ACTIVITY 1:
In the single-molecule imaging text, what exposure time per frame did the camera use?
ACTIVITY 2:
State whether each statement agrees with the single-molecule imaging text, and quote the words that decide it. (a) The objective was a 100× oil-immersion lens. (b) The green laser had a 532 nm output. (c) The power measured at the objective was 25 mW.

TEXT PROVIDED:

________________________

Quantification of labelling via single-molecule photobleaching analysis: Single Molecule Imaging
Total internal reflection fluorescence microscopy (TIRF) was utilized to quantify the number of fluorescent dyes per single protein. The setup consisted of an inverted microscope (Olympus IX71) equipped with a laser-based TIRFM illumination module (IX2-RFAEVA-2, Olympus) coupled to a diode-pumped solid-state green laser with 532 nm output (CrystaLaser). The beam position was adjusted using the illuminator to attain total internal reflection through a 60×, N.A. 1.45, oil-immersion objective (Olympus U PLAN SAPO). Fluorescence emission was collected through the objective and images were captured with an electron multiplied back illuminated charged coupled device (EMCCD) camera (CascadeII:512, Photometrics, Roper Scientific). The camera was controlled using Image-Pro Plus 5.1 (Media Cybernetics), capturing 8-bit 512 × 512 pixel images with an exposure time of 200 ms per frame, a conversion gain of 3, and a multiplication gain of 4095. Excitation was carried out at a full power setting (25 mW) with a power output of 6.6 mW measured at the objective.

________________________

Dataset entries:
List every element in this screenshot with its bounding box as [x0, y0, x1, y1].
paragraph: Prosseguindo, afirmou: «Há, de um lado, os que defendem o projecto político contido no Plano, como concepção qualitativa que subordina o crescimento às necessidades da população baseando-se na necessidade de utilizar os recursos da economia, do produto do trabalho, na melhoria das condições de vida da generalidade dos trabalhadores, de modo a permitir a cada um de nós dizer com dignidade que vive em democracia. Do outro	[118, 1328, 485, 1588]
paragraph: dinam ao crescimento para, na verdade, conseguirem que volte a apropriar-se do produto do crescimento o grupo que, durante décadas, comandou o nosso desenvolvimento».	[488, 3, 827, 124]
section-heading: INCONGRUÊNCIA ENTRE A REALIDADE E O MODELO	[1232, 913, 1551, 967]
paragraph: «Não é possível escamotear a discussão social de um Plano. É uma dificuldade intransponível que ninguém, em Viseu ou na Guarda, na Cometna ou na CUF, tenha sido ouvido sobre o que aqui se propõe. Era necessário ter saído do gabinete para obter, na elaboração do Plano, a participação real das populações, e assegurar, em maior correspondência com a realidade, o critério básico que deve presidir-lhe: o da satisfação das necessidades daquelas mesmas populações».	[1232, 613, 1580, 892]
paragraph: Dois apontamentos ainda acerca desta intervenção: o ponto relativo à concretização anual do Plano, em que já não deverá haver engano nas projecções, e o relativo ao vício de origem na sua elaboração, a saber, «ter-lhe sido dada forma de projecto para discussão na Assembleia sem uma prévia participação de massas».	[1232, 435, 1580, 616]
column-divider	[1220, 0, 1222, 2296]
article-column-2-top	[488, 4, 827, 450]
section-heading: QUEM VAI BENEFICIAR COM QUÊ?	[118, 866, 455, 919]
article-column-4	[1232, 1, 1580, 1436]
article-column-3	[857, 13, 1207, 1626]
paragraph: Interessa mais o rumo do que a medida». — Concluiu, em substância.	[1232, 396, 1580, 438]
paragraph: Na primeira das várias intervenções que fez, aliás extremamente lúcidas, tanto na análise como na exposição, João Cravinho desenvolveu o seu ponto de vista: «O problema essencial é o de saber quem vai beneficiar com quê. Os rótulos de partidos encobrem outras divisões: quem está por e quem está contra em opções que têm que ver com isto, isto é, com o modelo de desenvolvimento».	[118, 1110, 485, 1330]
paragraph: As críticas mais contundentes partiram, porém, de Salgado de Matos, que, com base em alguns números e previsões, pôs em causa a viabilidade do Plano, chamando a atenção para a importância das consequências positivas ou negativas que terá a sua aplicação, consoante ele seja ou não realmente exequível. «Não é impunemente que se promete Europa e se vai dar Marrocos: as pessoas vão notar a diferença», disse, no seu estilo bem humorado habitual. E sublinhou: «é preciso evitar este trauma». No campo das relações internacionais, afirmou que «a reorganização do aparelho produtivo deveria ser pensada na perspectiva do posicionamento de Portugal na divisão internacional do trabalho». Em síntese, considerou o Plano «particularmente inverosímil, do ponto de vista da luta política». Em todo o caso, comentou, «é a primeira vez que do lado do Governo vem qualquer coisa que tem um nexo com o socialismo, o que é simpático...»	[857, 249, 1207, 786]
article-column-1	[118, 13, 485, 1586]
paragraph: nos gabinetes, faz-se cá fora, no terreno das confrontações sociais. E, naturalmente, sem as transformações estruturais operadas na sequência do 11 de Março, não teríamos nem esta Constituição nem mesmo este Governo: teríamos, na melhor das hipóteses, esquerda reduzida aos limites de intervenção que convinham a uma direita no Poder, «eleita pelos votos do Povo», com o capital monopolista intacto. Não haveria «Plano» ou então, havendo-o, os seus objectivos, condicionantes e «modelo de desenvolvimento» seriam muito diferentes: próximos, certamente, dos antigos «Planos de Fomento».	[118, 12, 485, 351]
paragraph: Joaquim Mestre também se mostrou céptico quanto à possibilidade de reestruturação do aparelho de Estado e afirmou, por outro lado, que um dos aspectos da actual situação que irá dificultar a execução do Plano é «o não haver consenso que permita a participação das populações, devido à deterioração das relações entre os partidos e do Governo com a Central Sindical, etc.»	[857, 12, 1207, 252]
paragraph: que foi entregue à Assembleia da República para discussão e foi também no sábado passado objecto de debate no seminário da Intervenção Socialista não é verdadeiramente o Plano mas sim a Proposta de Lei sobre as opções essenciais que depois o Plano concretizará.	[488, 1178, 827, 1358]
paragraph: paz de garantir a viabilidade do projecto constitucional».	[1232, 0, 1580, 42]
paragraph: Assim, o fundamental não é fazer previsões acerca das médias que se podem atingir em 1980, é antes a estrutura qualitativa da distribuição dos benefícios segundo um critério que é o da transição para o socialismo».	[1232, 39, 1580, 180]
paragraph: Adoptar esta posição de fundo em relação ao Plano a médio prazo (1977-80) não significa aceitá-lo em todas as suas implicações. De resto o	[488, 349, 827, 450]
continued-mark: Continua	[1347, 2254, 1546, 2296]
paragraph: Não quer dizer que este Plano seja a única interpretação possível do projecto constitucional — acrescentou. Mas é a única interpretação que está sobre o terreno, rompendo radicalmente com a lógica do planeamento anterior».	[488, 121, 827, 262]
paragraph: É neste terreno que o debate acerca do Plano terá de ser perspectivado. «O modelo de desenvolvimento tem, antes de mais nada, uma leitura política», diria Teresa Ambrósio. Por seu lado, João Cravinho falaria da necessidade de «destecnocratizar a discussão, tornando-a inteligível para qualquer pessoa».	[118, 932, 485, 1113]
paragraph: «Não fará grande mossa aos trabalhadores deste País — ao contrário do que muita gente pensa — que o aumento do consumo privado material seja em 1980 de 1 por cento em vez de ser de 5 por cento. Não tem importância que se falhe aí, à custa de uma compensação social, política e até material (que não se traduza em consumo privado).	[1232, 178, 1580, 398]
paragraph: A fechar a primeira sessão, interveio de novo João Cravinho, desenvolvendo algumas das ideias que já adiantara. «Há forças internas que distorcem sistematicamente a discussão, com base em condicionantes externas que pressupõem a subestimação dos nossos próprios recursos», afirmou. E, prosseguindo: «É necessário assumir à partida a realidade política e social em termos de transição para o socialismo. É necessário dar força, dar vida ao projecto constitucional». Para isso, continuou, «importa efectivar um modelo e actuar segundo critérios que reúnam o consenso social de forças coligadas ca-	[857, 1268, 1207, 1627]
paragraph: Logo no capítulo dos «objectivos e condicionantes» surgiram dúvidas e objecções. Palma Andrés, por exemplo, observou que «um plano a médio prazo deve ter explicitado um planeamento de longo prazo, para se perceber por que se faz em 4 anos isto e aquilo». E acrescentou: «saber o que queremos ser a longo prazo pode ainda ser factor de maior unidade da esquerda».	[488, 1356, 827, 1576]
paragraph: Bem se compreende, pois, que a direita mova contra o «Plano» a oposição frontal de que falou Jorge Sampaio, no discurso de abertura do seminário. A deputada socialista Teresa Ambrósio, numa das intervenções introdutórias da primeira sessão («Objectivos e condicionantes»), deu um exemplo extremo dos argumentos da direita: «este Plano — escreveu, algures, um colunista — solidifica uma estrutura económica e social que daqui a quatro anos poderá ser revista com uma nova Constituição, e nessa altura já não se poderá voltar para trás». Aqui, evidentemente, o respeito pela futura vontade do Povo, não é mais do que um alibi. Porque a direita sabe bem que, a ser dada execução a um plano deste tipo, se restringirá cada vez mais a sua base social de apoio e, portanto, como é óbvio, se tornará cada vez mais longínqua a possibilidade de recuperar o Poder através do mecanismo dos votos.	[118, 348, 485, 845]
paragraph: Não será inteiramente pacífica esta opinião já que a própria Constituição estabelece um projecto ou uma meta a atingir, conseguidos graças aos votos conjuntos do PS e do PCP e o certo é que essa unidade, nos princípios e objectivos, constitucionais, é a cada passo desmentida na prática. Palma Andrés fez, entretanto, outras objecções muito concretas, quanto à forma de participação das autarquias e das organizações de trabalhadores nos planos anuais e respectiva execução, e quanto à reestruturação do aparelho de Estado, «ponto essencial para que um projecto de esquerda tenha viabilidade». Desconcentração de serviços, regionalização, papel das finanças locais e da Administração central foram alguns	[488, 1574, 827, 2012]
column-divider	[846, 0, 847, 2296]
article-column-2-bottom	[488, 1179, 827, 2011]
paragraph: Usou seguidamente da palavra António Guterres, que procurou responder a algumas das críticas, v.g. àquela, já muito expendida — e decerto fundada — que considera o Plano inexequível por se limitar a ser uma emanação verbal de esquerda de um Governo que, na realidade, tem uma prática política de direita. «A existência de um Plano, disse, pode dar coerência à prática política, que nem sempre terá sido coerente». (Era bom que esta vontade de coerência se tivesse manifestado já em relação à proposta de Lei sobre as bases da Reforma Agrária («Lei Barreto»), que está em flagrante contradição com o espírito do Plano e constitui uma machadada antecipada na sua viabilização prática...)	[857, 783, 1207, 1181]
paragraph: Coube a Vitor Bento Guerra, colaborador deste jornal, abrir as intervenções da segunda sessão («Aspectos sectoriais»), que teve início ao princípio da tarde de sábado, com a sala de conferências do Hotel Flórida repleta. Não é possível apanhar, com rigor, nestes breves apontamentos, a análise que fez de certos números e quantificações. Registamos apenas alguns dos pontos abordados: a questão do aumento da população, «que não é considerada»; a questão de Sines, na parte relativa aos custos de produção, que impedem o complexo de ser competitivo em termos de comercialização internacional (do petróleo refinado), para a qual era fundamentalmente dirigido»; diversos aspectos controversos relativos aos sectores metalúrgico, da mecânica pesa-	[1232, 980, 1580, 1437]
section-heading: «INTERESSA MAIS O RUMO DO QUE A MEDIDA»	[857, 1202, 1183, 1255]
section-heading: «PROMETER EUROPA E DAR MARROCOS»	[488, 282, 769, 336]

________________________

ANSWER SPACE 1:
200 ms per frame.

ANSWER SPACE 2:
(a) No: "a 60×, N.A. 1.45, oil-immersion objective"
(b) Yes: "diode-pumped solid-state green laser with 532 nm output"
(c) No: "a power output of 6.6 mW measured at the objective"